→ Set exercise
Count the lines in the records below that contain the word "title", and give only that number.

→ Given data
####

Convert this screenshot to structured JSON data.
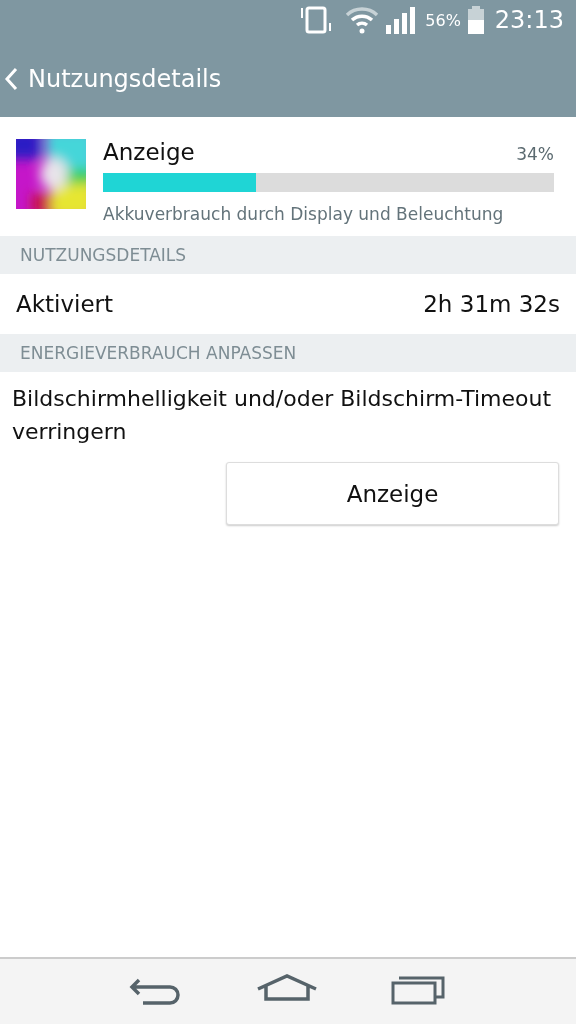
{
  "status_bar": {
    "battery_percent": "56%",
    "time": "23:13"
  },
  "app_bar": {
    "title": "Nutzungsdetails"
  },
  "usage_item": {
    "name": "Anzeige",
    "percent": "34%",
    "level": 0.34,
    "description": "Akkuverbrauch durch Display und Beleuchtung"
  },
  "sections": [
    {
      "header": "NUTZUNGSDETAILS",
      "kind": "row",
      "label": "Aktiviert",
      "value": "2h 31m 32s"
    },
    {
      "header": "ENERGIEVERBRAUCH ANPASSEN",
      "kind": "hint",
      "text": "Bildschirmhelligkeit und/oder Bildschirm-Timeout verringern",
      "button": "Anzeige"
    }
  ]
}
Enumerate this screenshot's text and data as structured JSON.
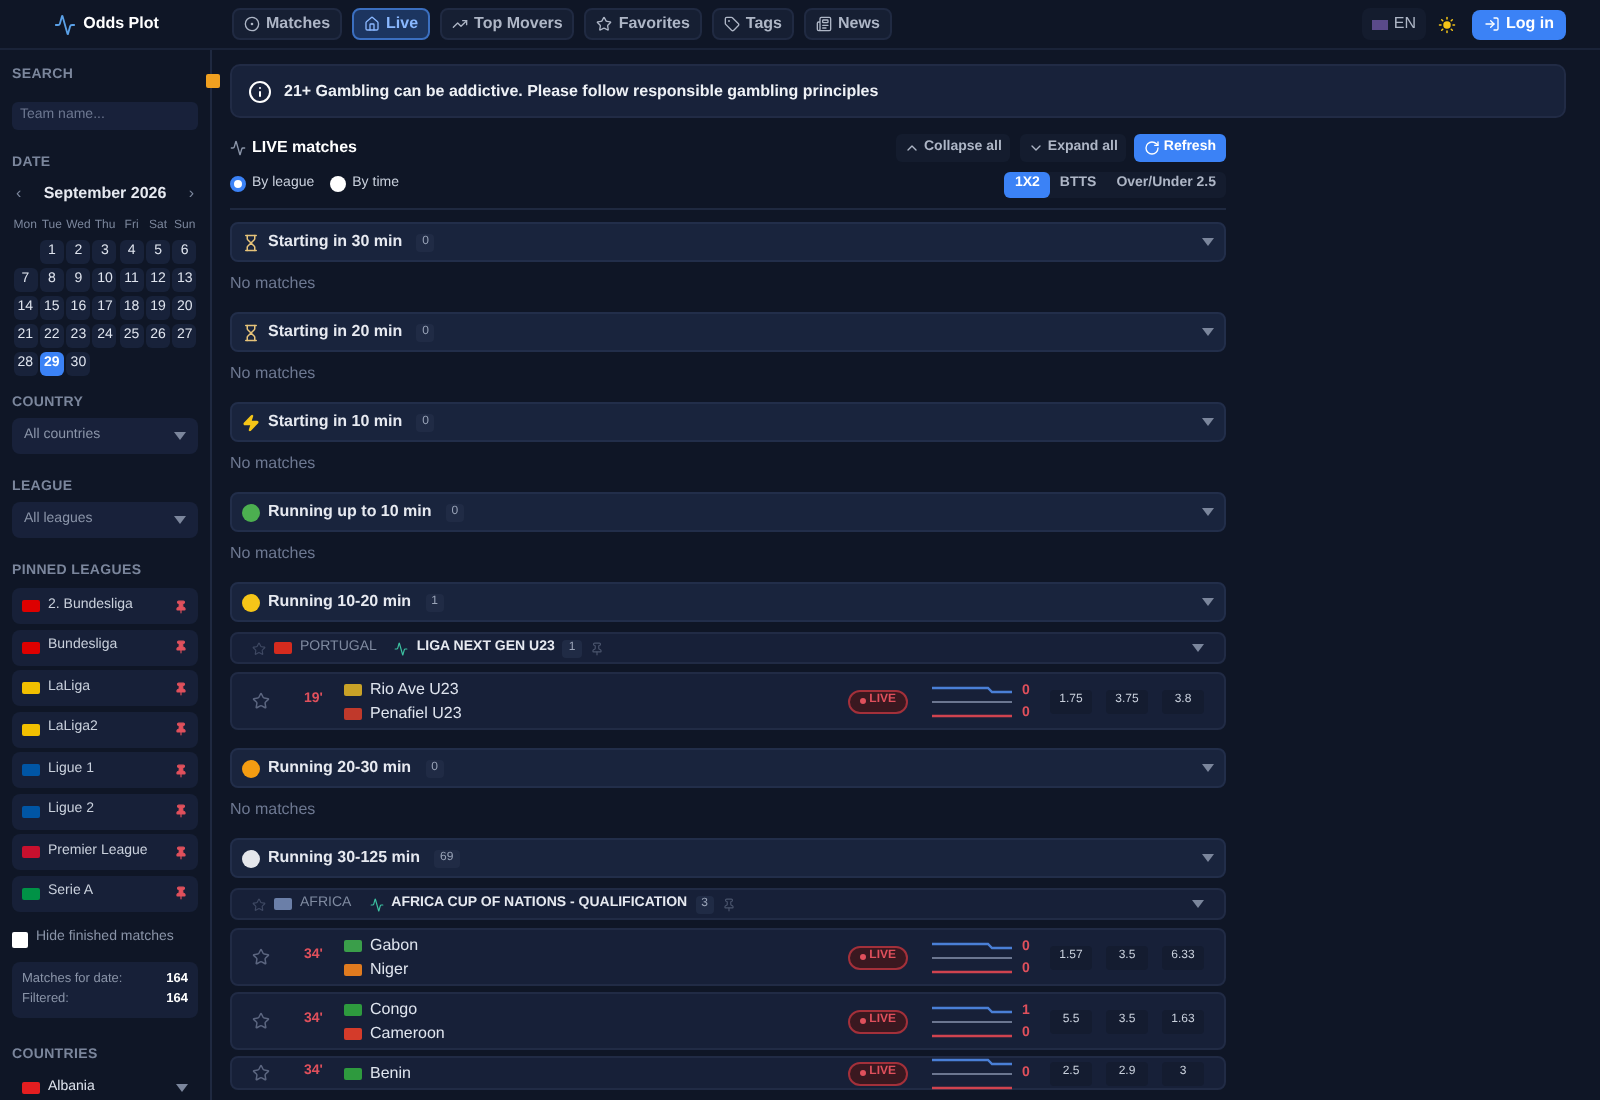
{
  "header": {
    "brand": "Odds Plot",
    "nav": [
      {
        "label": "Matches",
        "selected": false
      },
      {
        "label": "Live",
        "selected": true
      },
      {
        "label": "Top Movers",
        "selected": false
      },
      {
        "label": "Favorites",
        "selected": false
      },
      {
        "label": "Tags",
        "selected": false
      },
      {
        "label": "News",
        "selected": false
      }
    ],
    "language": "EN",
    "login": "Log in"
  },
  "sidebar": {
    "search": {
      "label": "SEARCH",
      "placeholder": "Team name..."
    },
    "date": {
      "label": "DATE",
      "month": "September 2026",
      "prev": "‹",
      "next": "›",
      "weekdays": [
        "Mon",
        "Tue",
        "Wed",
        "Thu",
        "Fri",
        "Sat",
        "Sun"
      ],
      "weeks": [
        [
          {
            "day": "1",
            "selected": false
          },
          {
            "day": "2",
            "selected": false
          },
          {
            "day": "3",
            "selected": false
          },
          {
            "day": "4",
            "selected": false
          },
          {
            "day": "5",
            "selected": false
          },
          {
            "day": "6",
            "selected": false
          }
        ],
        [
          {
            "day": "7",
            "selected": false
          },
          {
            "day": "8",
            "selected": false
          },
          {
            "day": "9",
            "selected": false
          },
          {
            "day": "10",
            "selected": false
          },
          {
            "day": "11",
            "selected": false
          },
          {
            "day": "12",
            "selected": false
          },
          {
            "day": "13",
            "selected": false
          }
        ],
        [
          {
            "day": "14",
            "selected": false
          },
          {
            "day": "15",
            "selected": false
          },
          {
            "day": "16",
            "selected": false
          },
          {
            "day": "17",
            "selected": false
          },
          {
            "day": "18",
            "selected": false
          },
          {
            "day": "19",
            "selected": false
          },
          {
            "day": "20",
            "selected": false
          }
        ],
        [
          {
            "day": "21",
            "selected": false
          },
          {
            "day": "22",
            "selected": false
          },
          {
            "day": "23",
            "selected": false
          },
          {
            "day": "24",
            "selected": false
          },
          {
            "day": "25",
            "selected": false
          },
          {
            "day": "26",
            "selected": false
          },
          {
            "day": "27",
            "selected": false
          }
        ],
        [
          {
            "day": "28",
            "selected": false
          },
          {
            "day": "29",
            "selected": true
          },
          {
            "day": "30",
            "selected": false
          }
        ]
      ]
    },
    "country": {
      "label": "COUNTRY",
      "value": "All countries"
    },
    "league": {
      "label": "LEAGUE",
      "value": "All leagues"
    },
    "pinned": {
      "label": "PINNED LEAGUES",
      "items": [
        {
          "name": "2. Bundesliga",
          "color": "#dd0000"
        },
        {
          "name": "Bundesliga",
          "color": "#dd0000"
        },
        {
          "name": "LaLiga",
          "color": "#f1bf00"
        },
        {
          "name": "LaLiga2",
          "color": "#f1bf00"
        },
        {
          "name": "Ligue 1",
          "color": "#0055a4"
        },
        {
          "name": "Ligue 2",
          "color": "#0055a4"
        },
        {
          "name": "Premier League",
          "color": "#c8102e"
        },
        {
          "name": "Serie A",
          "color": "#009246"
        }
      ]
    },
    "hide_finished": {
      "label": "Hide finished matches",
      "checked": false
    },
    "stats": [
      {
        "label": "Matches for date:",
        "value": "164"
      },
      {
        "label": "Filtered:",
        "value": "164"
      }
    ],
    "countries": {
      "label": "COUNTRIES",
      "items": [
        {
          "name": "Albania",
          "color": "#e41e20"
        }
      ]
    }
  },
  "banner": "21+ Gambling can be addictive. Please follow responsible gambling principles",
  "live": {
    "title": "LIVE matches",
    "collapse": "Collapse all",
    "expand": "Expand all",
    "refresh": "Refresh",
    "grouping": [
      {
        "label": "By league",
        "selected": true
      },
      {
        "label": "By time",
        "selected": false
      }
    ],
    "markets": [
      {
        "label": "1X2",
        "selected": true
      },
      {
        "label": "BTTS",
        "selected": false
      },
      {
        "label": "Over/Under 2.5",
        "selected": false
      }
    ],
    "sections": [
      {
        "kind": "hourglass",
        "title": "Starting in 30 min",
        "count": "0",
        "empty": "No matches"
      },
      {
        "kind": "hourglass",
        "title": "Starting in 20 min",
        "count": "0",
        "empty": "No matches"
      },
      {
        "kind": "bolt",
        "title": "Starting in 10 min",
        "count": "0",
        "empty": "No matches"
      },
      {
        "kind": "dot",
        "color": "#4caf50",
        "title": "Running up to 10 min",
        "count": "0",
        "empty": "No matches"
      },
      {
        "kind": "dot",
        "color": "#f5c518",
        "title": "Running 10-20 min",
        "count": "1",
        "leagues": [
          {
            "country": "PORTUGAL",
            "name": "LIGA NEXT GEN U23",
            "count": "1",
            "color": "#d52b1e",
            "matches": [
              {
                "minute": "19'",
                "live": "LIVE",
                "teams": [
                  {
                    "name": "Rio Ave U23",
                    "color": "#c9a227",
                    "score": "0"
                  },
                  {
                    "name": "Penafiel U23",
                    "color": "#c0392b",
                    "score": "0"
                  }
                ],
                "odds": [
                  "1.75",
                  "3.75",
                  "3.8"
                ]
              }
            ]
          }
        ]
      },
      {
        "kind": "dot",
        "color": "#f39c12",
        "title": "Running 20-30 min",
        "count": "0",
        "empty": "No matches"
      },
      {
        "kind": "dot",
        "color": "#e5e7eb",
        "title": "Running 30-125 min",
        "count": "69",
        "leagues": [
          {
            "country": "AFRICA",
            "name": "AFRICA CUP OF NATIONS - QUALIFICATION",
            "count": "3",
            "color": "#6b7fa8",
            "matches": [
              {
                "minute": "34'",
                "live": "LIVE",
                "teams": [
                  {
                    "name": "Gabon",
                    "color": "#3a9e4a",
                    "score": "0"
                  },
                  {
                    "name": "Niger",
                    "color": "#e07b1f",
                    "score": "0"
                  }
                ],
                "odds": [
                  "1.57",
                  "3.5",
                  "6.33"
                ]
              },
              {
                "minute": "34'",
                "live": "LIVE",
                "teams": [
                  {
                    "name": "Congo",
                    "color": "#2e9a3e",
                    "score": "1"
                  },
                  {
                    "name": "Cameroon",
                    "color": "#d43b2a",
                    "score": "0"
                  }
                ],
                "odds": [
                  "5.5",
                  "3.5",
                  "1.63"
                ]
              },
              {
                "minute": "34'",
                "live": "LIVE",
                "teams": [
                  {
                    "name": "Benin",
                    "color": "#2e9a3e",
                    "score": "0"
                  }
                ],
                "odds": [
                  "2.5",
                  "2.9",
                  "3"
                ]
              }
            ]
          }
        ]
      }
    ]
  }
}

####

→ Solution to this problem
9